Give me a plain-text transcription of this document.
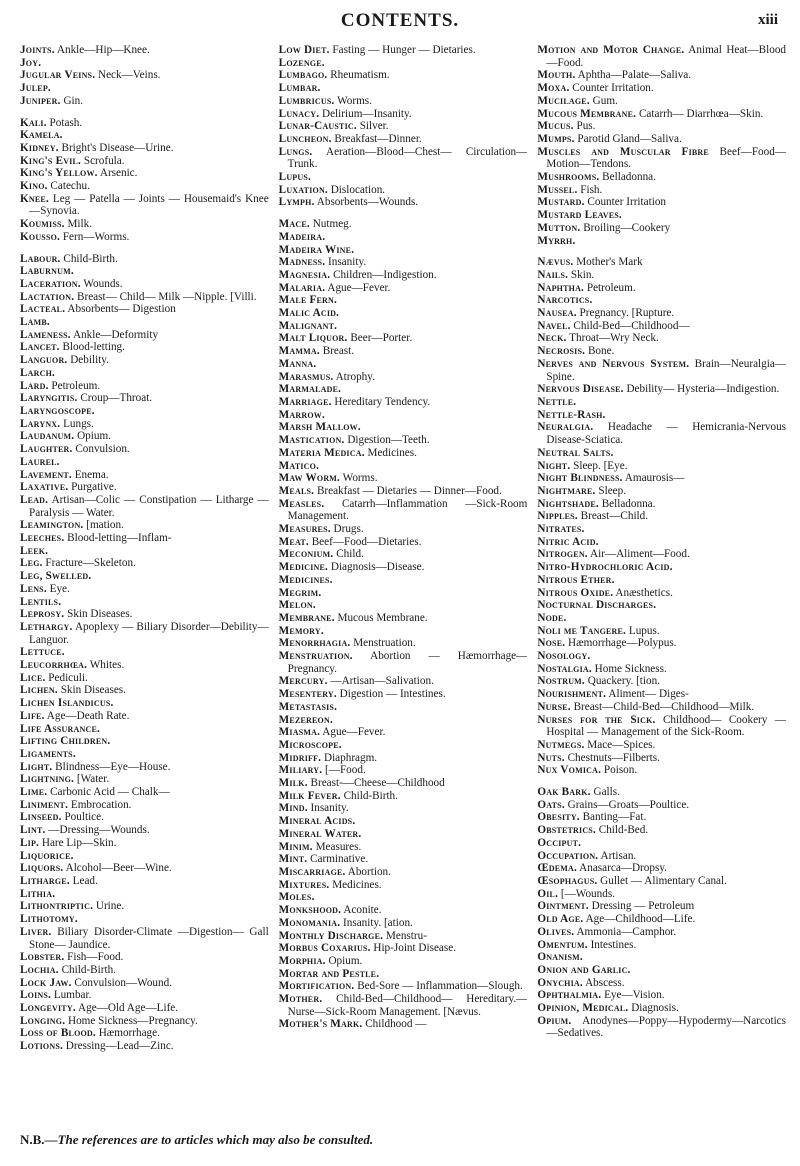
CONTENTS.	xiii
Joints. Ankle—Hip—Knee.
Joy.
Jugular Veins. Neck—Veins.
Julep.
Juniper. Gin.
Kali. Potash.
Kamela.
Kidney. Bright's Disease—Urine.
King's Evil. Scrofula.
King's Yellow. Arsenic.
Kino. Catechu.
Knee. Leg — Patella — Joints — Housemaid's Knee—Synovia.
Koumiss. Milk.
Kousso. Fern—Worms.
Labour. Child-Birth.
Laburnum.
Laceration. Wounds.
Lactation. Breast— Child— Milk —Nipple. [Villi.
Lacteal. Absorbents— Digestion
Lamb.
Lameness. Ankle—Deformity
Lancet. Blood-letting.
Languor. Debility.
Larch.
Lard. Petroleum.
Laryngitis. Croup—Throat.
Laryngoscope.
Larynx. Lungs.
Laudanum. Opium.
Laughter. Convulsion.
Laurel.
Lavement. Enema.
Laxative. Purgative.
Lead. Artisan—Colic — Constipation — Litharge — Paralysis — Water.
Leamington. [mation.
Leeches. Blood-letting—Inflam-
Leek.
Leg. Fracture—Skeleton.
Leg, Swelled.
Lens. Eye.
Lentils.
Leprosy. Skin Diseases.
Lethargy. Apoplexy — Biliary Disorder—Debility—Languor.
Lettuce.
Leucorrhœa. Whites.
Lice. Pediculi.
Lichen. Skin Diseases.
Lichen Islandicus.
Life. Age—Death Rate.
Life Assurance.
Lifting Children.
Ligaments.
Light. Blindness—Eye—House.
Lightning. [Water.
Lime. Carbonic Acid — Chalk—
Liniment. Embrocation.
Linseed. Poultice.
Lint. —Dressing—Wounds.
Lip. Hare Lip—Skin.
Liquorice.
Liquors. Alcohol—Beer—Wine.
Litharge. Lead.
Lithia.
Lithontriptic. Urine.
Lithotomy.
Liver. Biliary Disorder-Climate —Digestion— Gall Stone— Jaundice.
Lobster. Fish—Food.
Lochia. Child-Birth.
Lock Jaw. Convulsion—Wound.
Loins. Lumbar.
Longevity. Age—Old Age—Life.
Longing. Home Sickness—Pregnancy.
Loss of Blood. Hæmorrhage.
Lotions. Dressing—Lead—Zinc.
Low Diet. Fasting — Hunger — Dietaries.
Lozenge.
Lumbago. Rheumatism.
Lumbar.
Lumbricus. Worms.
Lunacy. Delirium—Insanity.
Lunar-Caustic. Silver.
Luncheon. Breakfast—Dinner.
Lungs. Aeration—Blood—Chest— Circulation—Trunk.
Lupus.
Luxation. Dislocation.
Lymph. Absorbents—Wounds.
Mace. Nutmeg.
Madeira.
Madeira Wine.
Madness. Insanity.
Magnesia. Children—Indigestion.
Malaria. Ague—Fever.
Male Fern.
Malic Acid.
Malignant.
Malt Liquor. Beer—Porter.
Mamma. Breast.
Manna.
Marasmus. Atrophy.
Marmalade.
Marriage. Hereditary Tendency.
Marrow.
Marsh Mallow.
Mastication. Digestion—Teeth.
Materia Medica. Medicines.
Matico.
Maw Worm. Worms.
Meals. Breakfast — Dietaries — Dinner—Food.
Measles. Catarrh—Inflammation —Sick-Room Management.
Measures. Drugs.
Meat. Beef—Food—Dietaries.
Meconium. Child.
Medicine. Diagnosis—Disease.
Medicines.
Megrim.
Melon.
Membrane. Mucous Membrane.
Memory.
Menorrhagia. Menstruation.
Menstruation. Abortion — Hæmorrhage—Pregnancy.
Mercury. —Artisan—Salivation.
Mesentery. Digestion — Intestines.
Metastasis.
Mezereon.
Miasma. Ague—Fever.
Microscope.
Midriff. Diaphragm.
Miliary. [—Food.
Milk. Breast-—Cheese—Childhood
Milk Fever. Child-Birth.
Mind. Insanity.
Mineral Acids.
Mineral Water.
Minim. Measures.
Mint. Carminative.
Miscarriage. Abortion.
Mixtures. Medicines.
Moles.
Monkshood. Aconite.
Monomania. Insanity. [ation.
Monthly Discharge. Menstru-
Morbus Coxarius. Hip-Joint Disease.
Morphia. Opium.
Mortar and Pestle.
Mortification. Bed-Sore — Inflammation—Slough.
Mother. Child-Bed—Childhood— Hereditary.— Nurse—Sick-Room Management. [Nævus.
Mother's Mark. Childhood —
Motion and Motor Change. Animal Heat—Blood—Food.
Mouth. Aphtha—Palate—Saliva.
Moxa. Counter Irritation.
Mucilage. Gum.
Mucous Membrane. Catarrh— Diarrhœa—Skin.
Mucus. Pus.
Mumps. Parotid Gland—Saliva.
Muscles and Muscular Fibre Beef—Food—Motion—Tendons.
Mushrooms. Belladonna.
Mussel. Fish.
Mustard. Counter Irritation
Mustard Leaves.
Mutton. Broiling—Cookery
Myrrh.
Nævus. Mother's Mark
Nails. Skin.
Naphtha. Petroleum.
Narcotics.
Nausea. Pregnancy. [Rupture.
Navel. Child-Bed—Childhood—
Neck. Throat—Wry Neck.
Necrosis. Bone.
Nerves and Nervous System. Brain—Neuralgia—Spine.
Nervous Disease. Debility— Hysteria—Indigestion.
Nettle.
Nettle-Rash.
Neuralgia. Headache — Hemicrania-Nervous Disease-Sciatica.
Neutral Salts.
Night. Sleep. [Eye.
Night Blindness. Amaurosis—
Nightmare. Sleep.
Nightshade. Belladonna.
Nipples. Breast—Child.
Nitrates.
Nitric Acid.
Nitrogen. Air—Aliment—Food.
Nitro-Hydrochloric Acid.
Nitrous Ether.
Nitrous Oxide. Anæsthetics.
Nocturnal Discharges.
Node.
Noli me Tangere. Lupus.
Nose. Hæmorrhage—Polypus.
Nosology.
Nostalgia. Home Sickness.
Nostrum. Quackery. [tion.
Nourishment. Aliment— Diges-
Nurse. Breast—Child-Bed—Childhood—Milk.
Nurses for the Sick. Childhood— Cookery — Hospital — Management of the Sick-Room.
Nutmegs. Mace—Spices.
Nuts. Chestnuts—Filberts.
Nux Vomica. Poison.
Oak Bark. Galls.
Oats. Grains—Groats—Poultice.
Obesity. Banting—Fat.
Obstetrics. Child-Bed.
Occiput.
Occupation. Artisan.
Œdema. Anasarca—Dropsy.
Œsophagus. Gullet — Alimentary Canal.
Oil. [—Wounds.
Ointment. Dressing — Petroleum
Old Age. Age—Childhood—Life.
Olives. Ammonia—Camphor.
Omentum. Intestines.
Onanism.
Onion and Garlic.
Onychia. Abscess.
Ophthalmia. Eye—Vision.
Opinion, Medical. Diagnosis.
Opium. Anodynes—Poppy—Hypodermy—Narcotics—Sedatives.
N.B.—The references are to articles which may also be consulted.
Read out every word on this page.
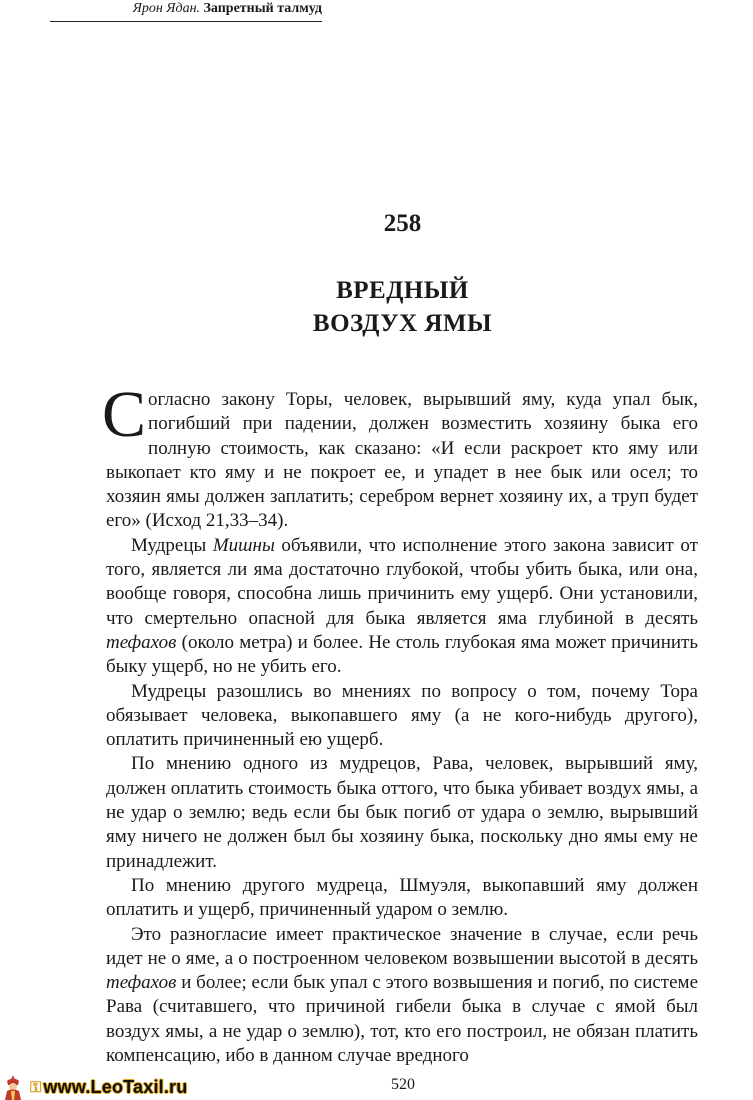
Ярон Ядан. Запретный талмуд
258
ВРЕДНЫЙ
ВОЗДУХ ЯМЫ

Согласно закону Торы, человек, вырывший яму, куда упал бык, погибший при падении, должен возместить хозяину быка его полную стоимость, как сказано: «И если раскроет кто яму или выкопает кто яму и не покроет ее, и упадет в нее бык или осел; то хозяин ямы должен заплатить; серебром вернет хозяину их, а труп будет его» (Исход 21,33–34).

Мудрецы Мишны объявили, что исполнение этого закона зависит от того, является ли яма достаточно глубокой, чтобы убить быка, или она, вообще говоря, способна лишь причинить ему ущерб. Они установили, что смертельно опасной для быка является яма глубиной в десять тефахов (около метра) и более. Не столь глубокая яма может причинить быку ущерб, но не убить его.

Мудрецы разошлись во мнениях по вопросу о том, почему Тора обязывает человека, выкопавшего яму (а не кого-нибудь другого), оплатить причиненный ею ущерб.

По мнению одного из мудрецов, Рава, человек, вырывший яму, должен оплатить стоимость быка оттого, что быка убивает воздух ямы, а не удар о землю; ведь если бы бык погиб от удара о землю, вырывший яму ничего не должен был бы хозяину быка, поскольку дно ямы ему не принадлежит.

По мнению другого мудреца, Шмуэля, выкопавший яму должен оплатить и ущерб, причиненный ударом о землю.

Это разногласие имеет практическое значение в случае, если речь идет не о яме, а о построенном человеком возвышении высотой в десять тефахов и более; если бык упал с этого возвышения и погиб, по системе Рава (считавшего, что причиной гибели быка в случае с ямой был воздух ямы, а не удар о землю), тот, кто его построил, не обязан платить компенсацию, ибо в данном случае вредного

520
⚿ www.LeoTaxil.ru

++++++++++++++++++++

**WHAT THE TASK REQUIRES:** Go through the material above and count the lines that include "Мудрецы". Give the number alone.

**TASK OUTPUT:** 2